** GOAL OF THE EXERCISE **
Word for word, repeat the entries, minus the pictures.

Collection entries
[Start]
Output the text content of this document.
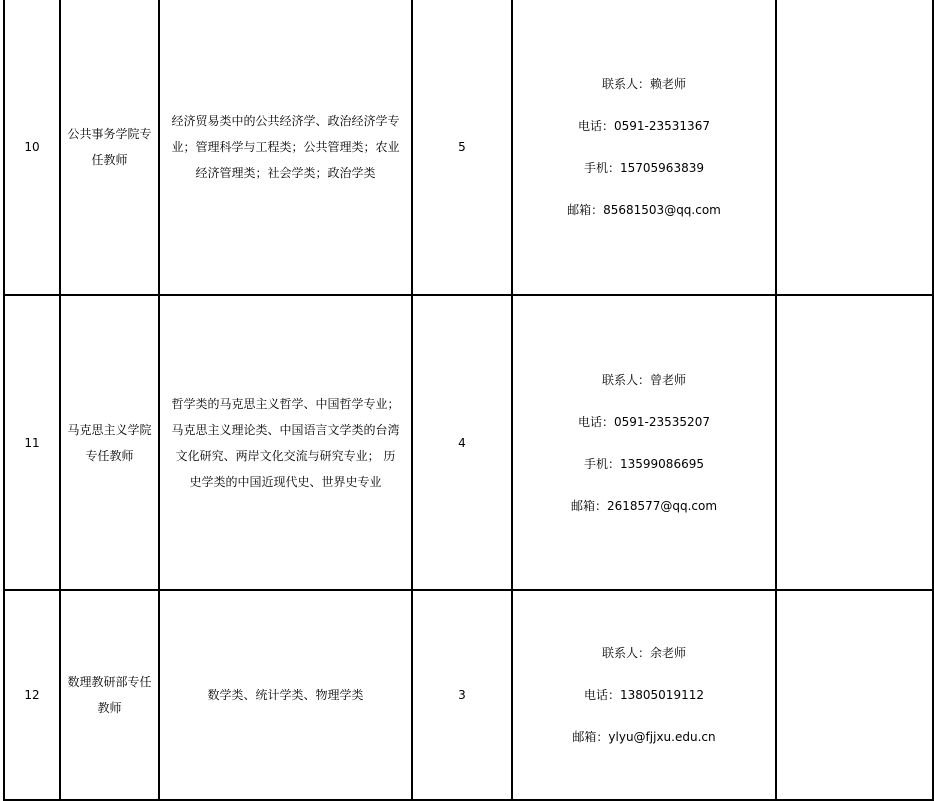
10	公共事务学院专
任教师	经济贸易类中的公共经济学、政治经济学专
业；管理科学与工程类；公共管理类；农业
经济管理类；社会学类；政治学类	5	联系人：赖老师
电话：0591-23531367
手机：15705963839
邮箱：85681503@qq.com	

11	马克思主义学院
专任教师	哲学类的马克思主义哲学、中国哲学专业；
马克思主义理论类、中国语言文学类的台湾
文化研究、两岸文化交流与研究专业； 历
史学类的中国近现代史、世界史专业	4	联系人：曾老师
电话：0591-23535207
手机：13599086695
邮箱：2618577@qq.com	

12	数理教研部专任
教师	数学类、统计学类、物理学类	3	联系人：余老师
电话：13805019112
邮箱：ylyu@fjjxu.edu.cn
[End]
** SOLVED EXERCISE **
Output the text content of this document.
10	公共事务学院专
任教师	经济贸易类中的公共经济学、政治经济学专
业；管理科学与工程类；公共管理类；农业
经济管理类；社会学类；政治学类	5	联系人：赖老师
电话：0591-23531367
手机：15705963839
邮箱：85681503@qq.com	

11	马克思主义学院
专任教师	哲学类的马克思主义哲学、中国哲学专业；
马克思主义理论类、中国语言文学类的台湾
文化研究、两岸文化交流与研究专业； 历
史学类的中国近现代史、世界史专业	4	联系人：曾老师
电话：0591-23535207
手机：13599086695
邮箱：2618577@qq.com	

12	数理教研部专任
教师	数学类、统计学类、物理学类	3	联系人：余老师
电话：13805019112
邮箱：ylyu@fjjxu.edu.cn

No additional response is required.